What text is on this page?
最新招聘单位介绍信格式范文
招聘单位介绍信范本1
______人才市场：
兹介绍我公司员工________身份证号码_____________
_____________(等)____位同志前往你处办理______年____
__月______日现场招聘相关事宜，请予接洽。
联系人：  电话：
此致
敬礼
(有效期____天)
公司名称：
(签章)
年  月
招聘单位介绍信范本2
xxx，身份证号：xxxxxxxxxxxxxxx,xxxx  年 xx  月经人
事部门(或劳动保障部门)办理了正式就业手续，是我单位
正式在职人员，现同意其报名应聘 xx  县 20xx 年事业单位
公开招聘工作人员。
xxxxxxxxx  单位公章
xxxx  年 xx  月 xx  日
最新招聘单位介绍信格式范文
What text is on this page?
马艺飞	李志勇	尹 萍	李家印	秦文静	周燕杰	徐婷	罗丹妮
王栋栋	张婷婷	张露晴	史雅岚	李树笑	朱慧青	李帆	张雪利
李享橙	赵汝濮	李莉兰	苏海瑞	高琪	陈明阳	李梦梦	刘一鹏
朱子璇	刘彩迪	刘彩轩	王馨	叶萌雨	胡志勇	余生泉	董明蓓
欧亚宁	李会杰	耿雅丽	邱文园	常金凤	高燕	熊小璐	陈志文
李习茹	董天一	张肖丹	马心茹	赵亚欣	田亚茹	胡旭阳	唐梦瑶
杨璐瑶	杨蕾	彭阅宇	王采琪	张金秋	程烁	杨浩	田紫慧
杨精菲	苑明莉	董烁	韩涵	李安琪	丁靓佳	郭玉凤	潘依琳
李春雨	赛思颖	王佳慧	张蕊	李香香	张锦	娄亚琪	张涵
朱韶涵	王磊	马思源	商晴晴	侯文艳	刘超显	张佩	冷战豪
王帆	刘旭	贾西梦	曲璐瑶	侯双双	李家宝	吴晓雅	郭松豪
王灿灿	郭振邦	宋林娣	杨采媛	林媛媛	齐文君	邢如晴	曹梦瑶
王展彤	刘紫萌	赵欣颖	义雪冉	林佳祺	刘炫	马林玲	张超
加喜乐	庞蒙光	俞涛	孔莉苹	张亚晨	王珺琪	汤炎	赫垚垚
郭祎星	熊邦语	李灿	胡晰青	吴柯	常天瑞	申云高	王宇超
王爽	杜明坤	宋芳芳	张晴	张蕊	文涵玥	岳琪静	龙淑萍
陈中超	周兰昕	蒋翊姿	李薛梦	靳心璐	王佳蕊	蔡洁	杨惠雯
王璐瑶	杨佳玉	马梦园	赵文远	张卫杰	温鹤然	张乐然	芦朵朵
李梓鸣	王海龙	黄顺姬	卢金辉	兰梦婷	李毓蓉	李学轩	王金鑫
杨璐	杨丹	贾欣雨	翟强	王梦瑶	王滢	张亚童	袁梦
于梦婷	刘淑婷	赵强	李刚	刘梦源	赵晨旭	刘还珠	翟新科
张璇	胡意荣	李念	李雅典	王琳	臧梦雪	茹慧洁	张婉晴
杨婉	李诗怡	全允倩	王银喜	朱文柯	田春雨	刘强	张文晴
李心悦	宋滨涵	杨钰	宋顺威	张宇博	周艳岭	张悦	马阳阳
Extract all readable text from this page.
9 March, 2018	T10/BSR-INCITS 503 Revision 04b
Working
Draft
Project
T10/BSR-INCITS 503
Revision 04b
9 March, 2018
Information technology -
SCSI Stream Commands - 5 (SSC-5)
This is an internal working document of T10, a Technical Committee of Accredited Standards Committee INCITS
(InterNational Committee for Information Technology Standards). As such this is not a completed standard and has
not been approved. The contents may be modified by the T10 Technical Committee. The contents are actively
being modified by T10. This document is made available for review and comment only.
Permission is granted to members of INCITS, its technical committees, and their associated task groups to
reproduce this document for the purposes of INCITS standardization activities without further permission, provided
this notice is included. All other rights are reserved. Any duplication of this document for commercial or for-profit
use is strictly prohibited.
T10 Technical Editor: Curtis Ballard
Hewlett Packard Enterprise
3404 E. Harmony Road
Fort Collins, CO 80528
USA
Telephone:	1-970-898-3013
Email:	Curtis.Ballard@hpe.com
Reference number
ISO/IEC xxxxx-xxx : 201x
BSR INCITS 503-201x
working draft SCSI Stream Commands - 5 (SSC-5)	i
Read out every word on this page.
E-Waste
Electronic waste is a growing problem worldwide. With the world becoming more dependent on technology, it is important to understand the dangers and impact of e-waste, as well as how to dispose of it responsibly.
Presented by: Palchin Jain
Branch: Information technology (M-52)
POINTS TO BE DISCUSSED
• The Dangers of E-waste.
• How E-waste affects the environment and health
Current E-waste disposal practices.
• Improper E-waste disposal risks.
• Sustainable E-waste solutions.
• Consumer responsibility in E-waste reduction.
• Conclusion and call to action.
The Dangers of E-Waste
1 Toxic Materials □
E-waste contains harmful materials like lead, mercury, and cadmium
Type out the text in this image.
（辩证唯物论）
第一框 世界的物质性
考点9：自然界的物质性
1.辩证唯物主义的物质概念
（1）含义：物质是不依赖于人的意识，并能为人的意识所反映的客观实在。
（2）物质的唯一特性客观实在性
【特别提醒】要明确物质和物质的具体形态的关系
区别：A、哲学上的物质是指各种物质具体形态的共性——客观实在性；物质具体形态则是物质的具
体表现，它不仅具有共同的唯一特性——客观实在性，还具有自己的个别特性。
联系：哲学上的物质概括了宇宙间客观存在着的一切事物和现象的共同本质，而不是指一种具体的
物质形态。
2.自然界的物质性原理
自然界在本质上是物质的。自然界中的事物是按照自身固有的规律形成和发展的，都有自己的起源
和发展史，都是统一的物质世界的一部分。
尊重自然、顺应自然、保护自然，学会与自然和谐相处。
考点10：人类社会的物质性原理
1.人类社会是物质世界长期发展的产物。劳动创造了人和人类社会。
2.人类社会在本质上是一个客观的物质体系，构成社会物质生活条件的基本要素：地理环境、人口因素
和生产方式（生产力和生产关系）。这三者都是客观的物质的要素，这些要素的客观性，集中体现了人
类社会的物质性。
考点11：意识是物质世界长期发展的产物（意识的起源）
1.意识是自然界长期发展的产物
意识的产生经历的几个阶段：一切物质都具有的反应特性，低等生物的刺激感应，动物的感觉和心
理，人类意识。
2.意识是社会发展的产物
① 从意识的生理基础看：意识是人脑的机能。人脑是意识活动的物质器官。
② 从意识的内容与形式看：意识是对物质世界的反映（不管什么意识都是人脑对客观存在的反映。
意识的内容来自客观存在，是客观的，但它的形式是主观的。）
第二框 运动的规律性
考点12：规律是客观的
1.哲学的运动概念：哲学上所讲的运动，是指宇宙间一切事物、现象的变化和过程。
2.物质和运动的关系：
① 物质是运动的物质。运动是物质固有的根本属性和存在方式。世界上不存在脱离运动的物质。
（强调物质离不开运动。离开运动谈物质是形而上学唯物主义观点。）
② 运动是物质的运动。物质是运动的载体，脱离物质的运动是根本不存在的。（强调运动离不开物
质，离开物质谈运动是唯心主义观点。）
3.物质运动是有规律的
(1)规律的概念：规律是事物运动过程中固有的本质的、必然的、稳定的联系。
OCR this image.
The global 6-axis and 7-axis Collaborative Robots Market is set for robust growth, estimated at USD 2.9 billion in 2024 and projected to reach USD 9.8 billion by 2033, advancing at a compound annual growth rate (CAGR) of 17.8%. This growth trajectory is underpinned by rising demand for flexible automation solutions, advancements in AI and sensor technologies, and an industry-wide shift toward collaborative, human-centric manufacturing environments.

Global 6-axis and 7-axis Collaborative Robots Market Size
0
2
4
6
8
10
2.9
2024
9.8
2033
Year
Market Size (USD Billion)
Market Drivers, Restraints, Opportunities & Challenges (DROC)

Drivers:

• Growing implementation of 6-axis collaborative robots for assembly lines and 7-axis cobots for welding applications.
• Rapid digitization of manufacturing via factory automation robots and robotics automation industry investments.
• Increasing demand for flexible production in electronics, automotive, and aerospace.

━━━━━━

WRITTEN INSTRUCTION: Which lines above contain "page"? Show each of them.

TASK OUTPUT:
What text is on this page?
What text is on this page?
Extract all readable text from this page.
Read out every word on this page.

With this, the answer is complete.